* [TASK DESCRIPTION]
Your copy of the material below should match it exactly, except that it holds no pictures.

* [MATERIAL FOR THIS TASK]
^^^^^^^^^^^^^^^^

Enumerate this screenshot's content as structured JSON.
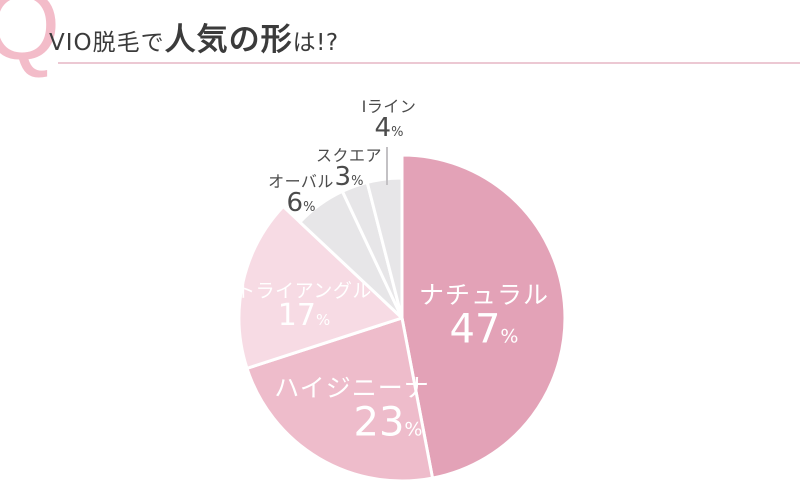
{
  "header": {
    "q_mark": "Q",
    "title_prefix": "VIO脱毛で",
    "title_emphasis": "人気の形",
    "title_suffix": "は!?",
    "title_color": "#3b3b3b",
    "q_color": "#f3bcc9",
    "underline_color": "#ecc8d3"
  },
  "chart_data": {
    "type": "pie",
    "title": "VIO脱毛で人気の形は!?",
    "unit": "%",
    "start_angle_deg": 0,
    "direction": "clockwise",
    "divider_color": "#ffffff",
    "slices": [
      {
        "key": "natural",
        "label": "ナチュラル",
        "value": 47,
        "color": "#e3a2b7",
        "label_position": "inside",
        "outer_radius": 163
      },
      {
        "key": "hygienina",
        "label": "ハイジニーナ",
        "value": 23,
        "color": "#eebccb",
        "label_position": "inside",
        "outer_radius": 163
      },
      {
        "key": "triangle",
        "label": "トライアングル",
        "value": 17,
        "color": "#f7dbe4",
        "label_position": "inside",
        "outer_radius": 163
      },
      {
        "key": "oval",
        "label": "オーバル",
        "value": 6,
        "color": "#e7e6e8",
        "label_position": "outside",
        "outer_radius": 140
      },
      {
        "key": "square",
        "label": "スクエア",
        "value": 3,
        "color": "#e7e6e8",
        "label_position": "outside",
        "outer_radius": 140
      },
      {
        "key": "iline",
        "label": "Iライン",
        "value": 4,
        "color": "#e7e6e8",
        "label_position": "outside",
        "outer_radius": 140
      }
    ]
  }
}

^^^^^^^^^^^^^^^^

* [PROBLEM SOLUTION]
Enumerate this screenshot's content as structured JSON.
{
  "header": {
    "q_mark": "Q",
    "title_prefix": "VIO脱毛で",
    "title_emphasis": "人気の形",
    "title_suffix": "は!?",
    "title_color": "#3b3b3b",
    "q_color": "#f3bcc9",
    "underline_color": "#ecc8d3"
  },
  "chart_data": {
    "type": "pie",
    "title": "VIO脱毛で人気の形は!?",
    "unit": "%",
    "start_angle_deg": 0,
    "direction": "clockwise",
    "divider_color": "#ffffff",
    "slices": [
      {
        "key": "natural",
        "label": "ナチュラル",
        "value": 47,
        "color": "#e3a2b7",
        "label_position": "inside",
        "outer_radius": 163
      },
      {
        "key": "hygienina",
        "label": "ハイジニーナ",
        "value": 23,
        "color": "#eebccb",
        "label_position": "inside",
        "outer_radius": 163
      },
      {
        "key": "triangle",
        "label": "トライアングル",
        "value": 17,
        "color": "#f7dbe4",
        "label_position": "inside",
        "outer_radius": 163
      },
      {
        "key": "oval",
        "label": "オーバル",
        "value": 6,
        "color": "#e7e6e8",
        "label_position": "outside",
        "outer_radius": 140
      },
      {
        "key": "square",
        "label": "スクエア",
        "value": 3,
        "color": "#e7e6e8",
        "label_position": "outside",
        "outer_radius": 140
      },
      {
        "key": "iline",
        "label": "Iライン",
        "value": 4,
        "color": "#e7e6e8",
        "label_position": "outside",
        "outer_radius": 140
      }
    ]
  }
}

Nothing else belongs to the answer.